* What is expected *
The entries below should be quoted exactly, with no pictures carried over.

* Records for the exercise *
Begin

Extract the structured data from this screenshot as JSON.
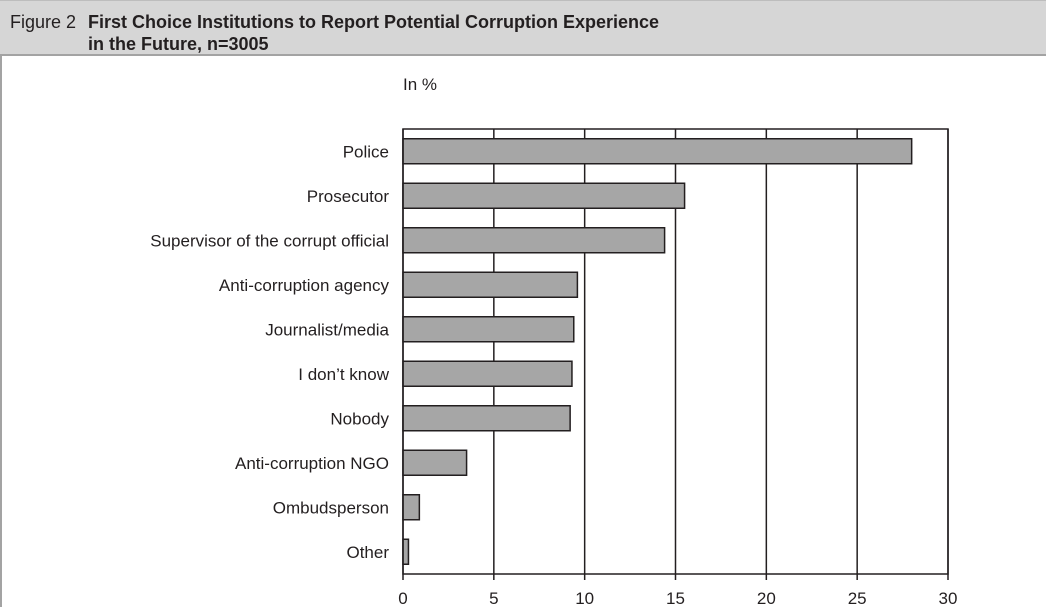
{
  "figure": {
    "label": "Figure 2",
    "title_line1": "First Choice Institutions to Report Potential Corruption Experience",
    "title_line2": "in the Future, n=3005"
  },
  "chart_data": {
    "type": "bar",
    "orientation": "horizontal",
    "unit_label": "In %",
    "categories": [
      "Police",
      "Prosecutor",
      "Supervisor of the corrupt official",
      "Anti-corruption agency",
      "Journalist/media",
      "I don’t know",
      "Nobody",
      "Anti-corruption NGO",
      "Ombudsperson",
      "Other"
    ],
    "values": [
      28.0,
      15.5,
      14.4,
      9.6,
      9.4,
      9.3,
      9.2,
      3.5,
      0.9,
      0.3
    ],
    "xlim": [
      0,
      30
    ],
    "xticks": [
      0,
      5,
      10,
      15,
      20,
      25,
      30
    ],
    "grid": true,
    "bar_color": "#a6a6a6",
    "bar_edge_color": "#231f20"
  }
}
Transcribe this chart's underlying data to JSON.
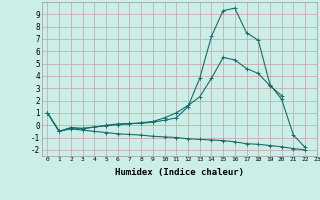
{
  "xlabel": "Humidex (Indice chaleur)",
  "xlim": [
    -0.5,
    23
  ],
  "ylim": [
    -2.5,
    10
  ],
  "yticks": [
    -2,
    -1,
    0,
    1,
    2,
    3,
    4,
    5,
    6,
    7,
    8,
    9
  ],
  "xticks": [
    0,
    1,
    2,
    3,
    4,
    5,
    6,
    7,
    8,
    9,
    10,
    11,
    12,
    13,
    14,
    15,
    16,
    17,
    18,
    19,
    20,
    21,
    22,
    23
  ],
  "bg_color": "#cceee8",
  "grid_color_v": "#c8a0a0",
  "grid_color_h": "#c8a0a0",
  "line_color": "#1a6b6b",
  "line1_x": [
    0,
    1,
    2,
    3,
    4,
    5,
    6,
    7,
    8,
    9,
    10,
    11,
    12,
    13,
    14,
    15,
    16,
    17,
    18,
    19,
    20,
    21,
    22
  ],
  "line1_y": [
    1.0,
    -0.5,
    -0.2,
    -0.25,
    -0.15,
    0.0,
    0.1,
    0.15,
    0.15,
    0.25,
    0.4,
    0.6,
    1.5,
    3.8,
    7.2,
    9.3,
    9.5,
    7.5,
    6.9,
    3.3,
    2.1,
    -0.8,
    -1.8
  ],
  "line2_x": [
    0,
    1,
    2,
    3,
    4,
    5,
    6,
    7,
    8,
    9,
    10,
    11,
    12,
    13,
    14,
    15,
    16,
    17,
    18,
    19,
    20
  ],
  "line2_y": [
    1.0,
    -0.5,
    -0.2,
    -0.3,
    -0.15,
    -0.05,
    0.05,
    0.1,
    0.2,
    0.3,
    0.6,
    1.0,
    1.6,
    2.3,
    3.8,
    5.5,
    5.3,
    4.6,
    4.2,
    3.2,
    2.4
  ],
  "line3_x": [
    0,
    1,
    2,
    3,
    4,
    5,
    6,
    7,
    8,
    9,
    10,
    11,
    12,
    13,
    14,
    15,
    16,
    17,
    18,
    19,
    20,
    21,
    22
  ],
  "line3_y": [
    1.0,
    -0.5,
    -0.3,
    -0.4,
    -0.5,
    -0.6,
    -0.7,
    -0.75,
    -0.8,
    -0.9,
    -0.95,
    -1.0,
    -1.1,
    -1.15,
    -1.2,
    -1.25,
    -1.35,
    -1.5,
    -1.55,
    -1.65,
    -1.75,
    -1.9,
    -2.0
  ]
}
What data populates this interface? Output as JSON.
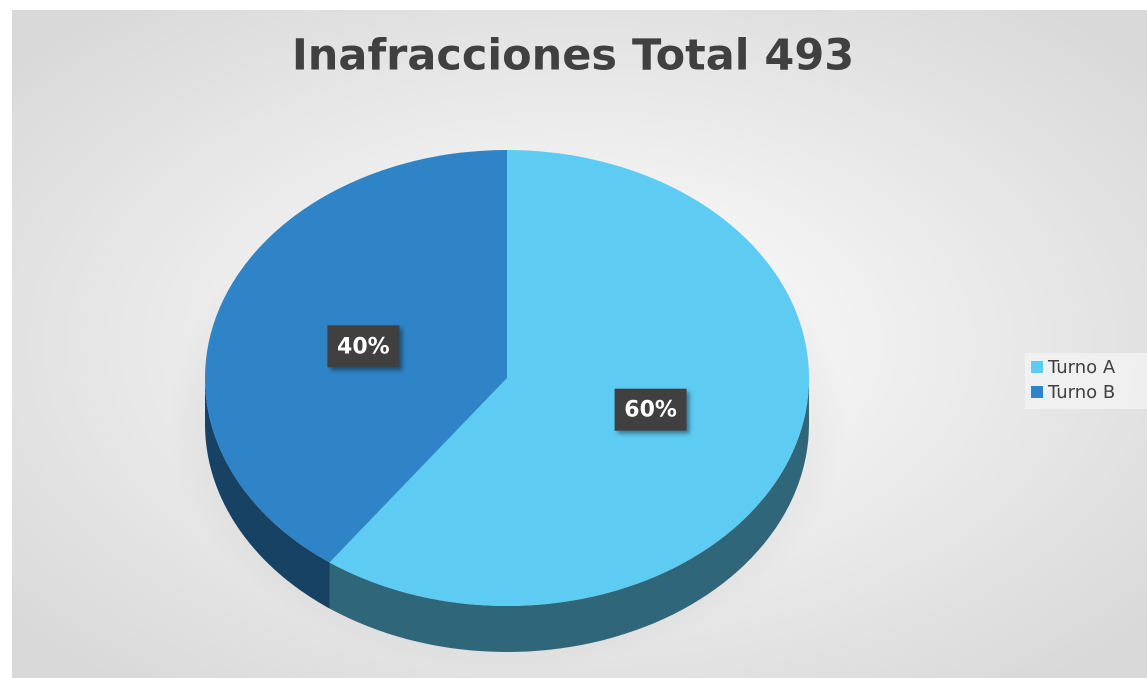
{
  "chart_data": {
    "type": "pie",
    "title": "Inafracciones Total 493",
    "categories": [
      "Turno A",
      "Turno B"
    ],
    "values": [
      60,
      40
    ],
    "value_labels": [
      "60%",
      "40%"
    ],
    "colors": [
      "#5ecbf2",
      "#2e84c6"
    ],
    "legend": "right"
  }
}
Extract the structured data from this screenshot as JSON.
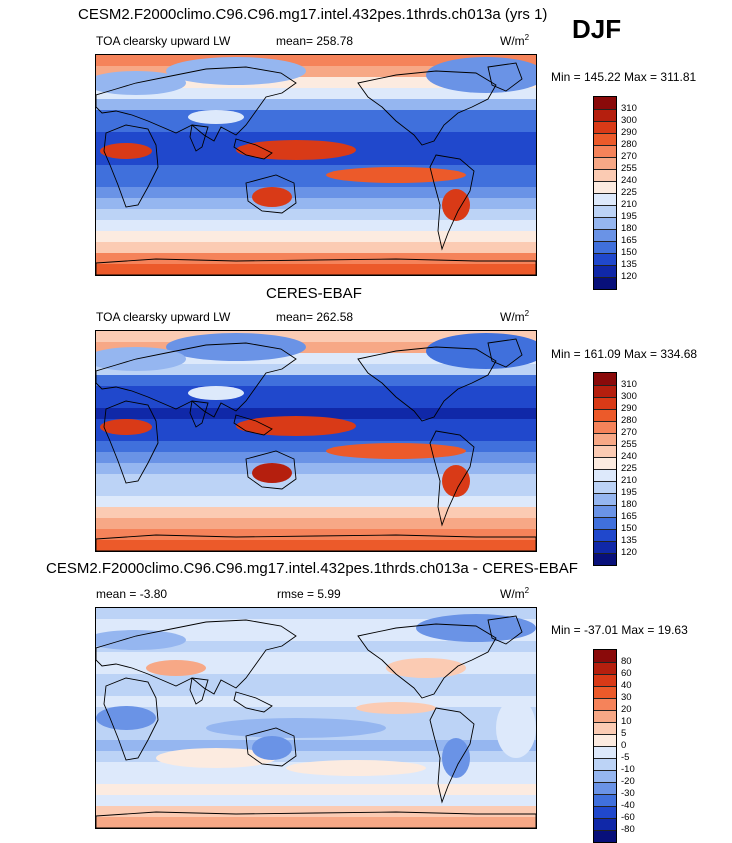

End

* Exercise solution *
Extract the structured data from this screenshot as JSON.
{
  "figure": {
    "label": "Figure 2",
    "title_line1": "First Choice Institutions to Report Potential Corruption Experience",
    "title_line2": "in the Future, n=3005"
  },
  "chart_data": {
    "type": "bar",
    "orientation": "horizontal",
    "unit_label": "In %",
    "categories": [
      "Police",
      "Prosecutor",
      "Supervisor of the corrupt official",
      "Anti-corruption agency",
      "Journalist/media",
      "I don’t know",
      "Nobody",
      "Anti-corruption NGO",
      "Ombudsperson",
      "Other"
    ],
    "values": [
      28.0,
      15.5,
      14.4,
      9.6,
      9.4,
      9.3,
      9.2,
      3.5,
      0.9,
      0.3
    ],
    "xlim": [
      0,
      30
    ],
    "xticks": [
      0,
      5,
      10,
      15,
      20,
      25,
      30
    ],
    "grid": true,
    "bar_color": "#a6a6a6",
    "bar_edge_color": "#231f20"
  }
}
Transcribe this chart's underlying data to JSON.
{
  "xlabel": "Humidex (Indice chaleur)",
  "xlim": [
    -0.5,
    23
  ],
  "ylim": [
    -2.5,
    10
  ],
  "yticks": [
    -2,
    -1,
    0,
    1,
    2,
    3,
    4,
    5,
    6,
    7,
    8,
    9
  ],
  "xticks": [
    0,
    1,
    2,
    3,
    4,
    5,
    6,
    7,
    8,
    9,
    10,
    11,
    12,
    13,
    14,
    15,
    16,
    17,
    18,
    19,
    20,
    21,
    22,
    23
  ],
  "bg_color": "#cceee8",
  "grid_color_v": "#c8a0a0",
  "grid_color_h": "#c8a0a0",
  "line_color": "#1a6b6b",
  "line1_x": [
    0,
    1,
    2,
    3,
    4,
    5,
    6,
    7,
    8,
    9,
    10,
    11,
    12,
    13,
    14,
    15,
    16,
    17,
    18,
    19,
    20,
    21,
    22
  ],
  "line1_y": [
    1.0,
    -0.5,
    -0.2,
    -0.25,
    -0.15,
    0.0,
    0.1,
    0.15,
    0.15,
    0.25,
    0.4,
    0.6,
    1.5,
    3.8,
    7.2,
    9.3,
    9.5,
    7.5,
    6.9,
    3.3,
    2.1,
    -0.8,
    -1.8
  ],
  "line2_x": [
    0,
    1,
    2,
    3,
    4,
    5,
    6,
    7,
    8,
    9,
    10,
    11,
    12,
    13,
    14,
    15,
    16,
    17,
    18,
    19,
    20
  ],
  "line2_y": [
    1.0,
    -0.5,
    -0.2,
    -0.3,
    -0.15,
    -0.05,
    0.05,
    0.1,
    0.2,
    0.3,
    0.6,
    1.0,
    1.6,
    2.3,
    3.8,
    5.5,
    5.3,
    4.6,
    4.2,
    3.2,
    2.4
  ],
  "line3_x": [
    0,
    1,
    2,
    3,
    4,
    5,
    6,
    7,
    8,
    9,
    10,
    11,
    12,
    13,
    14,
    15,
    16,
    17,
    18,
    19,
    20,
    21,
    22
  ],
  "line3_y": [
    1.0,
    -0.5,
    -0.3,
    -0.4,
    -0.5,
    -0.6,
    -0.7,
    -0.75,
    -0.8,
    -0.9,
    -0.95,
    -1.0,
    -1.1,
    -1.15,
    -1.2,
    -1.25,
    -1.35,
    -1.5,
    -1.55,
    -1.65,
    -1.75,
    -1.9,
    -2.0
  ]
}
What data populates this interface? Output as JSON.
{
  "chart_data": {
    "type": "pie",
    "title": "Inafracciones Total 493",
    "categories": [
      "Turno A",
      "Turno B"
    ],
    "values": [
      60,
      40
    ],
    "value_labels": [
      "60%",
      "40%"
    ],
    "colors": [
      "#5ecbf2",
      "#2e84c6"
    ],
    "legend": "right"
  }
}
Extract the structured data from this screenshot as JSON.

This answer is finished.